* [What needs to be done] Reproduce the records. Keep every word exact and include no images.

* [Records for this task]
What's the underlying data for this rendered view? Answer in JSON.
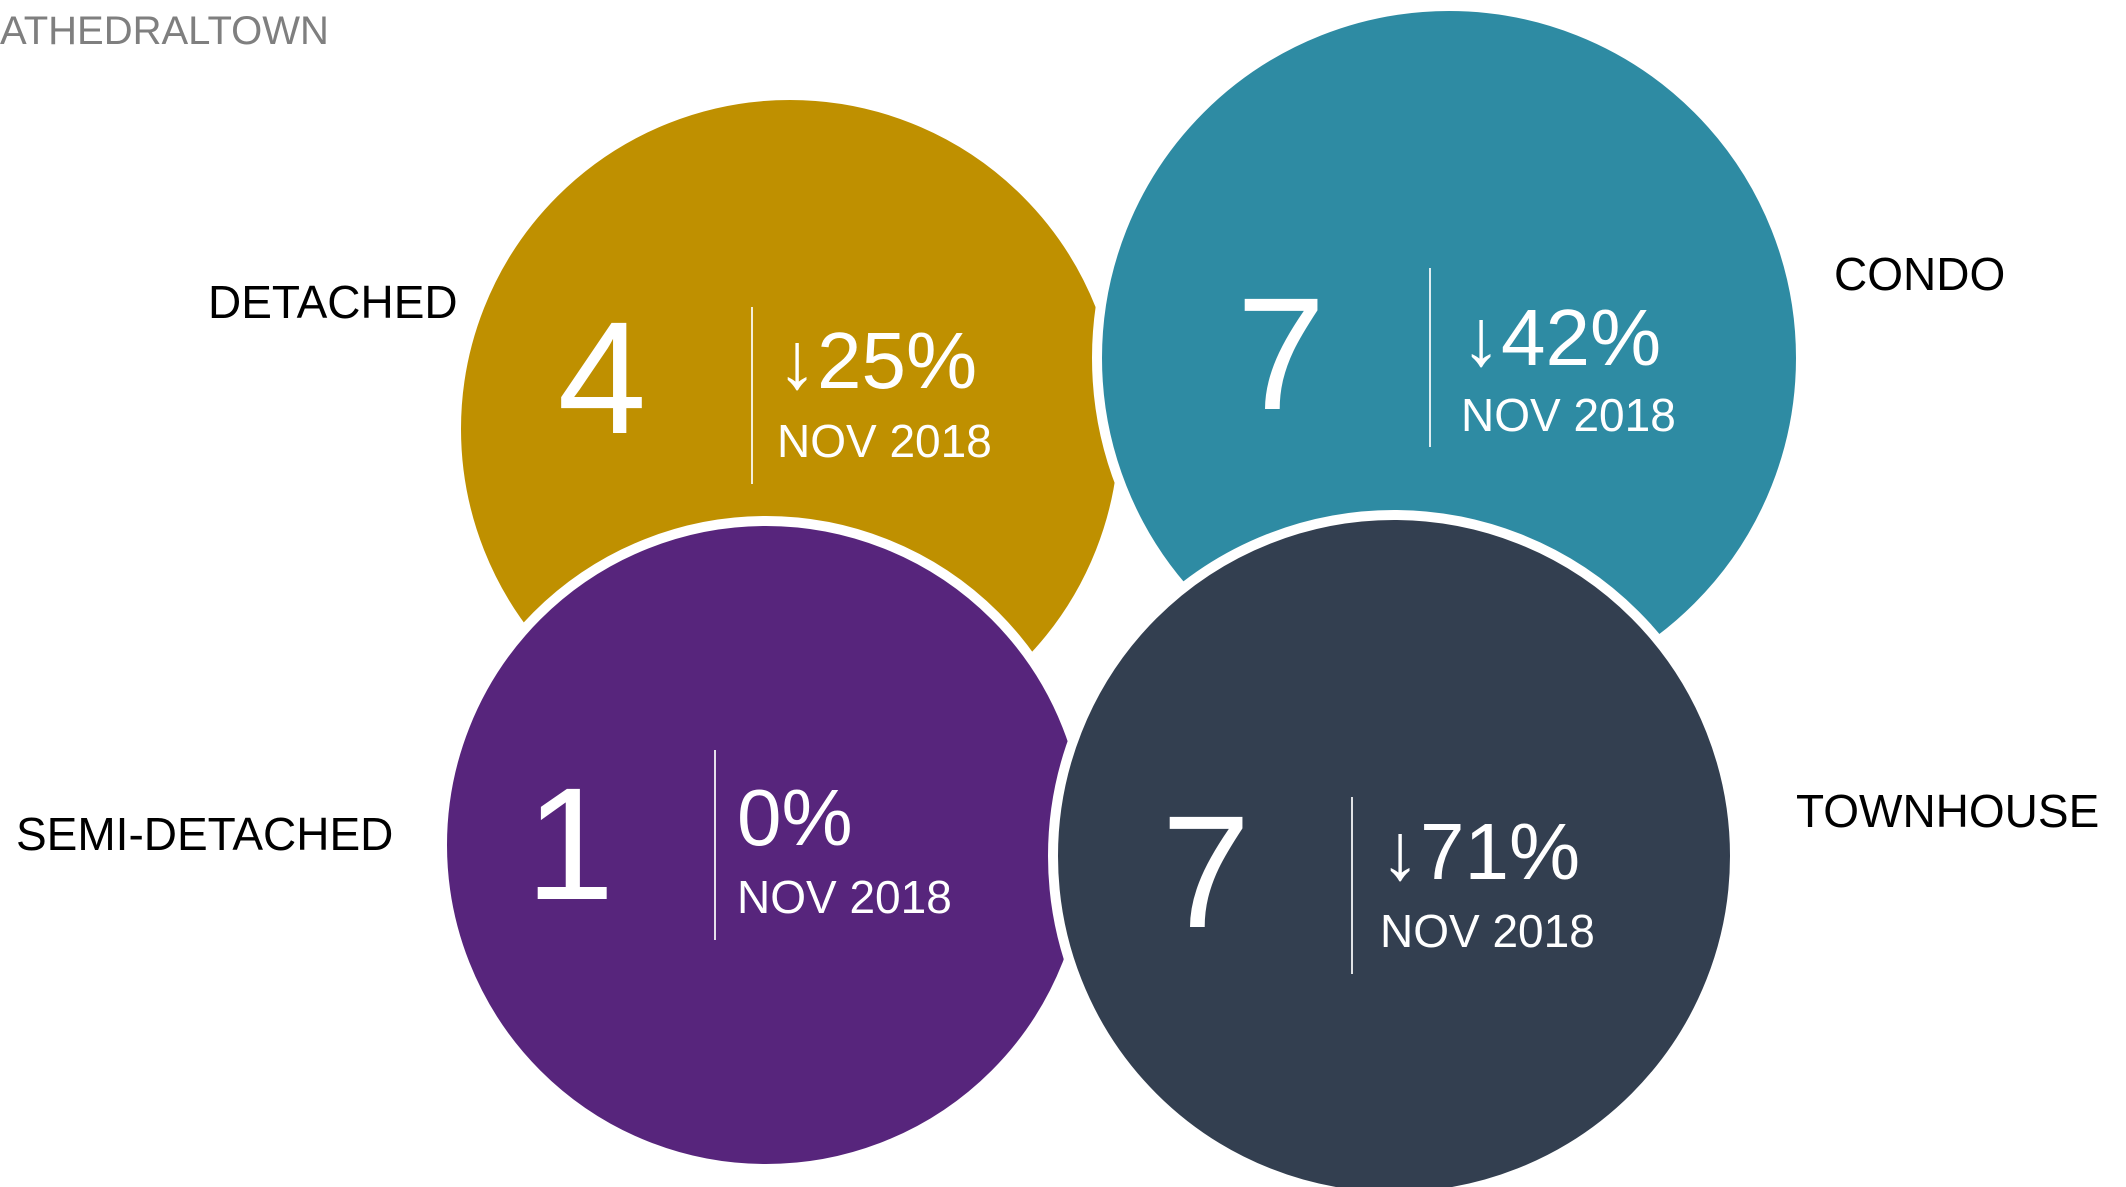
{
  "header": {
    "title": "ATHEDRALTOWN"
  },
  "items": [
    {
      "label": "DETACHED",
      "count": 4,
      "change": "↓25%",
      "period": "NOV 2018",
      "color": "#BF9000"
    },
    {
      "label": "CONDO",
      "count": 7,
      "change": "↓42%",
      "period": "NOV 2018",
      "color": "#2E8BA3"
    },
    {
      "label": "SEMI-DETACHED",
      "count": 1,
      "change": "0%",
      "period": "NOV 2018",
      "color": "#57257C"
    },
    {
      "label": "TOWNHOUSE",
      "count": 7,
      "change": "↓71%",
      "period": "NOV 2018",
      "color": "#333F50"
    }
  ]
}
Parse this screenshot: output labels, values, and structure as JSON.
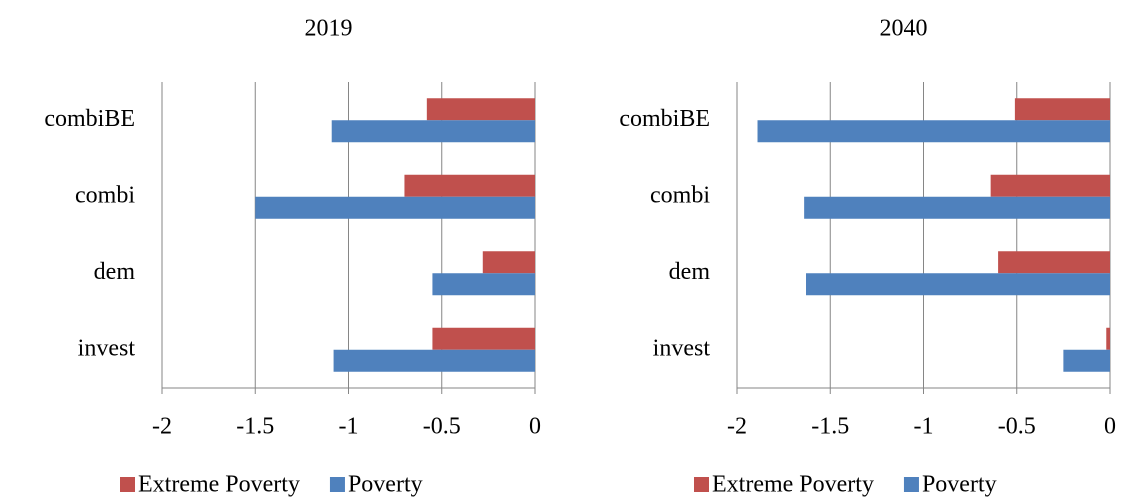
{
  "chart_data": [
    {
      "type": "bar",
      "orientation": "horizontal",
      "title": "2019",
      "categories": [
        "combiBE",
        "combi",
        "dem",
        "invest"
      ],
      "series": [
        {
          "name": "Extreme Poverty",
          "color": "#c0504d",
          "values": [
            -0.58,
            -0.7,
            -0.28,
            -0.55
          ]
        },
        {
          "name": "Poverty",
          "color": "#4f81bd",
          "values": [
            -1.09,
            -1.5,
            -0.55,
            -1.08
          ]
        }
      ],
      "xlim": [
        -2,
        0
      ],
      "xticks": [
        -2,
        -1.5,
        -1,
        -0.5,
        0
      ],
      "grid": true,
      "legend": "bottom"
    },
    {
      "type": "bar",
      "orientation": "horizontal",
      "title": "2040",
      "categories": [
        "combiBE",
        "combi",
        "dem",
        "invest"
      ],
      "series": [
        {
          "name": "Extreme Poverty",
          "color": "#c0504d",
          "values": [
            -0.51,
            -0.64,
            -0.6,
            -0.02
          ]
        },
        {
          "name": "Poverty",
          "color": "#4f81bd",
          "values": [
            -1.89,
            -1.64,
            -1.63,
            -0.25
          ]
        }
      ],
      "xlim": [
        -2,
        0
      ],
      "xticks": [
        -2,
        -1.5,
        -1,
        -0.5,
        0
      ],
      "grid": true,
      "legend": "bottom"
    }
  ]
}
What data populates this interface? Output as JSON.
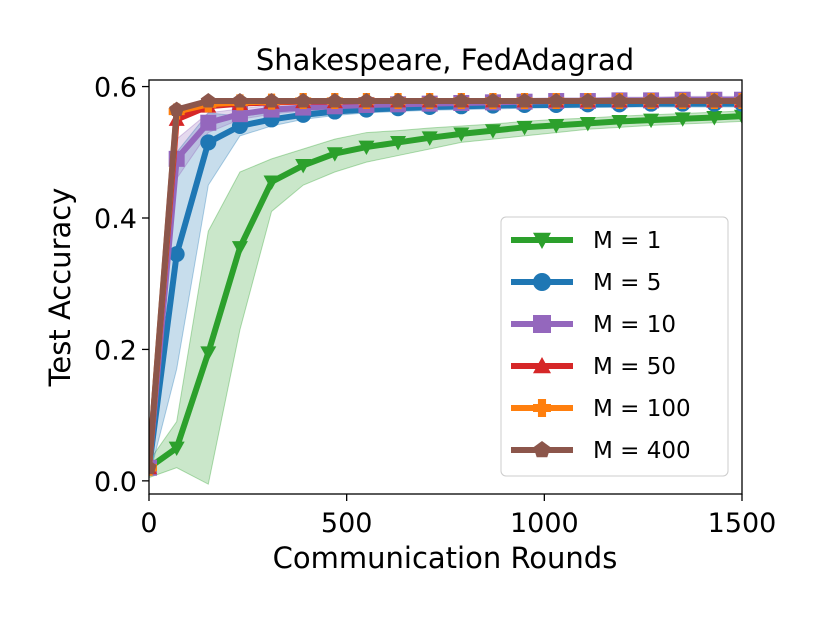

* [Response to this task]
What's the underlying data for this rendered view? Answer in JSON.
{
  "header": {
    "title": "ATHEDRALTOWN"
  },
  "items": [
    {
      "label": "DETACHED",
      "count": 4,
      "change": "↓25%",
      "period": "NOV 2018",
      "color": "#BF9000"
    },
    {
      "label": "CONDO",
      "count": 7,
      "change": "↓42%",
      "period": "NOV 2018",
      "color": "#2E8BA3"
    },
    {
      "label": "SEMI-DETACHED",
      "count": 1,
      "change": "0%",
      "period": "NOV 2018",
      "color": "#57257C"
    },
    {
      "label": "TOWNHOUSE",
      "count": 7,
      "change": "↓71%",
      "period": "NOV 2018",
      "color": "#333F50"
    }
  ]
}
Parse this screenshot: output labels, values, and structure as JSON.
{
  "chart_data": [
    {
      "type": "bar",
      "orientation": "horizontal",
      "title": "2019",
      "categories": [
        "combiBE",
        "combi",
        "dem",
        "invest"
      ],
      "series": [
        {
          "name": "Extreme Poverty",
          "color": "#c0504d",
          "values": [
            -0.58,
            -0.7,
            -0.28,
            -0.55
          ]
        },
        {
          "name": "Poverty",
          "color": "#4f81bd",
          "values": [
            -1.09,
            -1.5,
            -0.55,
            -1.08
          ]
        }
      ],
      "xlim": [
        -2,
        0
      ],
      "xticks": [
        -2,
        -1.5,
        -1,
        -0.5,
        0
      ],
      "grid": true,
      "legend": "bottom"
    },
    {
      "type": "bar",
      "orientation": "horizontal",
      "title": "2040",
      "categories": [
        "combiBE",
        "combi",
        "dem",
        "invest"
      ],
      "series": [
        {
          "name": "Extreme Poverty",
          "color": "#c0504d",
          "values": [
            -0.51,
            -0.64,
            -0.6,
            -0.02
          ]
        },
        {
          "name": "Poverty",
          "color": "#4f81bd",
          "values": [
            -1.89,
            -1.64,
            -1.63,
            -0.25
          ]
        }
      ],
      "xlim": [
        -2,
        0
      ],
      "xticks": [
        -2,
        -1.5,
        -1,
        -0.5,
        0
      ],
      "grid": true,
      "legend": "bottom"
    }
  ]
}
What data populates this interface? Output as JSON.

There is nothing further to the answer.